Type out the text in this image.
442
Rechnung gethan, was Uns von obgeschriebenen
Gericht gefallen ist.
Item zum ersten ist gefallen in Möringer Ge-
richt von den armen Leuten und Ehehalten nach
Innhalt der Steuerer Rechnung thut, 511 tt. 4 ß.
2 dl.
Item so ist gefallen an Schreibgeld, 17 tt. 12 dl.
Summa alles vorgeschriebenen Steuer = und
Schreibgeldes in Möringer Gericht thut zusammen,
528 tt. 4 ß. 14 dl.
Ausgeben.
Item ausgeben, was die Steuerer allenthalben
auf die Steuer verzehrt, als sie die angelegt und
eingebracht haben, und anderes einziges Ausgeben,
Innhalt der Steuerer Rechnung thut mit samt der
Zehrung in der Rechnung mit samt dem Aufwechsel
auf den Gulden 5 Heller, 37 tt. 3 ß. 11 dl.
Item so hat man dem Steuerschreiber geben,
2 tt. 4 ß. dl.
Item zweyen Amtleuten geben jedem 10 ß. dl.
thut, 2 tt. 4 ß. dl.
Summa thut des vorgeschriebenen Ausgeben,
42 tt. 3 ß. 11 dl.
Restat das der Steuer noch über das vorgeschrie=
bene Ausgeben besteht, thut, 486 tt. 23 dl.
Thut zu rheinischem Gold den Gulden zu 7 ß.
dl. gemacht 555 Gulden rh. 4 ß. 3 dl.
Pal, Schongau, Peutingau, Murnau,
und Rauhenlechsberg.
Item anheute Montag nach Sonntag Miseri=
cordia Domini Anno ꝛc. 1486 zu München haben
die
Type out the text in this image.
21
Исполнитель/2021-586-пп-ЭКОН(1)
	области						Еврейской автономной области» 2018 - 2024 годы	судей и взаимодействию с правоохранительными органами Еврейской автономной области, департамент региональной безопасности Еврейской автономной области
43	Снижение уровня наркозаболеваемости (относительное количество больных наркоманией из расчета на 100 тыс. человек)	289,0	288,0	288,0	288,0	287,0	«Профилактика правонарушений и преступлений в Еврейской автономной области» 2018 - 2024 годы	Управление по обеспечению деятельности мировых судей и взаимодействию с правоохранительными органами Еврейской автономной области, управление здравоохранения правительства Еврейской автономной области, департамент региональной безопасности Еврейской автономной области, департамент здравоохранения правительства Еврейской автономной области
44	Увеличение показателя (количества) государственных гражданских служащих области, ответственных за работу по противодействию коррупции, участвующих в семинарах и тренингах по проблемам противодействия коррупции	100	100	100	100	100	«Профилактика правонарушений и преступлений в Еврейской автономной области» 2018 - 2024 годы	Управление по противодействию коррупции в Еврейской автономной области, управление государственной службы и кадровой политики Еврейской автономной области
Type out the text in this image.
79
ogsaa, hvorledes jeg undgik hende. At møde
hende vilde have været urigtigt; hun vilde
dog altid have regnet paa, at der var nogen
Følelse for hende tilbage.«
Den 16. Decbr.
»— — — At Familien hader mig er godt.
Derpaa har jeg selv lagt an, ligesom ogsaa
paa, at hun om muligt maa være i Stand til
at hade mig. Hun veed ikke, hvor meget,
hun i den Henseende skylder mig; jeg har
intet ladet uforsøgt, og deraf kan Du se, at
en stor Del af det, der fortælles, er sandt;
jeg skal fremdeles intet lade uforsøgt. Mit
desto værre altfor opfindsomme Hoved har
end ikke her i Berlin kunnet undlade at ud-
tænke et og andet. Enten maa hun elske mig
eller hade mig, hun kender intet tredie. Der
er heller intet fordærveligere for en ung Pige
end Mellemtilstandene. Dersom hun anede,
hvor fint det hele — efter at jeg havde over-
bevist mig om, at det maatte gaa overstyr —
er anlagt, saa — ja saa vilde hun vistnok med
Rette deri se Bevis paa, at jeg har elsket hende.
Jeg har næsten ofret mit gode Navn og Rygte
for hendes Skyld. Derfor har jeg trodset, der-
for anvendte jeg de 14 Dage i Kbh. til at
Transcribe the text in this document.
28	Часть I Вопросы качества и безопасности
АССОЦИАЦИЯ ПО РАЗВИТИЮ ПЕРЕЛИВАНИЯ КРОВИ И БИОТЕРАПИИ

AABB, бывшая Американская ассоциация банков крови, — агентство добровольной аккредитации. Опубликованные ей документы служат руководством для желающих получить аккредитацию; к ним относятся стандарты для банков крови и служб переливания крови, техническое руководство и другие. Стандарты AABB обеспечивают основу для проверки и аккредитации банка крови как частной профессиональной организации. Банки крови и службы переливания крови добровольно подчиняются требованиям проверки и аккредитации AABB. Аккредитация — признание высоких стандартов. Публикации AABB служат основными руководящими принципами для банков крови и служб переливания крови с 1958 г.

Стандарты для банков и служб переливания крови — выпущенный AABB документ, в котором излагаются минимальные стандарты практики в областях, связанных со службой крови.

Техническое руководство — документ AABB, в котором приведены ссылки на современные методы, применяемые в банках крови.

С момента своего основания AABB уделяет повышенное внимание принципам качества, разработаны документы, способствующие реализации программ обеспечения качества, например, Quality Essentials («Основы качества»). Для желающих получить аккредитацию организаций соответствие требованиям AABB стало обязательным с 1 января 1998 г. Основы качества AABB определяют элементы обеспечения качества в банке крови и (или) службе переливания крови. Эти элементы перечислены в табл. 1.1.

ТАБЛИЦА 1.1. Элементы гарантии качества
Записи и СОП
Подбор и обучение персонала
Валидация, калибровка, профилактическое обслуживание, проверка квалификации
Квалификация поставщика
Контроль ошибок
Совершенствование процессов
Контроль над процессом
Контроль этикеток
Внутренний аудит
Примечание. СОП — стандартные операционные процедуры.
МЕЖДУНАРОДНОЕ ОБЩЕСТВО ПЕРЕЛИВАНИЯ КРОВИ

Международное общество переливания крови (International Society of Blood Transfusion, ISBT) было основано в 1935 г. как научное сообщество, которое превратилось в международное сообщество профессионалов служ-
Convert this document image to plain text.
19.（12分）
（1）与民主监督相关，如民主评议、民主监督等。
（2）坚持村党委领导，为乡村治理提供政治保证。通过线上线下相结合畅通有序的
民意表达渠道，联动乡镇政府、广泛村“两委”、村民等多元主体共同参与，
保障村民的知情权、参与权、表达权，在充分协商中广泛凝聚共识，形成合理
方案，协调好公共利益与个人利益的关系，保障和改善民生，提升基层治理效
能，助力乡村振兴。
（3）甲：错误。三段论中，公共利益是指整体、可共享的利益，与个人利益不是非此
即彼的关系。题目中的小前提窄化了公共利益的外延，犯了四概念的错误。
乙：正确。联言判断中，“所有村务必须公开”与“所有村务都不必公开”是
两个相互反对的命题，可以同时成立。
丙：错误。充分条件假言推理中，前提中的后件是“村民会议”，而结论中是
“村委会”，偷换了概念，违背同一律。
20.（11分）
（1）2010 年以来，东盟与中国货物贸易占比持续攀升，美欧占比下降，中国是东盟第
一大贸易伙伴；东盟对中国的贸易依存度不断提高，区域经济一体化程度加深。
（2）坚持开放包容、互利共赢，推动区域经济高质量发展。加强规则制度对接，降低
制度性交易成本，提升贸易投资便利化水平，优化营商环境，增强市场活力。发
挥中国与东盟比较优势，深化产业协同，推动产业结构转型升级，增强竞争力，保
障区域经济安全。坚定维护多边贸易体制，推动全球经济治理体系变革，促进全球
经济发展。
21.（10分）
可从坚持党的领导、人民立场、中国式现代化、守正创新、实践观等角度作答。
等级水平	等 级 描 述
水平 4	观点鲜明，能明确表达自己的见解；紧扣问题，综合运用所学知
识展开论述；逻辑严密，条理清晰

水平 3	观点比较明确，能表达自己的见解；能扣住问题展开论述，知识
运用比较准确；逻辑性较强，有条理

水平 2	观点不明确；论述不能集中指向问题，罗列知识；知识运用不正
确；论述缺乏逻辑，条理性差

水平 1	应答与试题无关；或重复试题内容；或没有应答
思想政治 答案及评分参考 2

○ ○ ○ ○ ○

**Your objective**:
Give the number of lines in the entries that hold the word "Innhalt", and nothing else.

**Exercise answer**:
2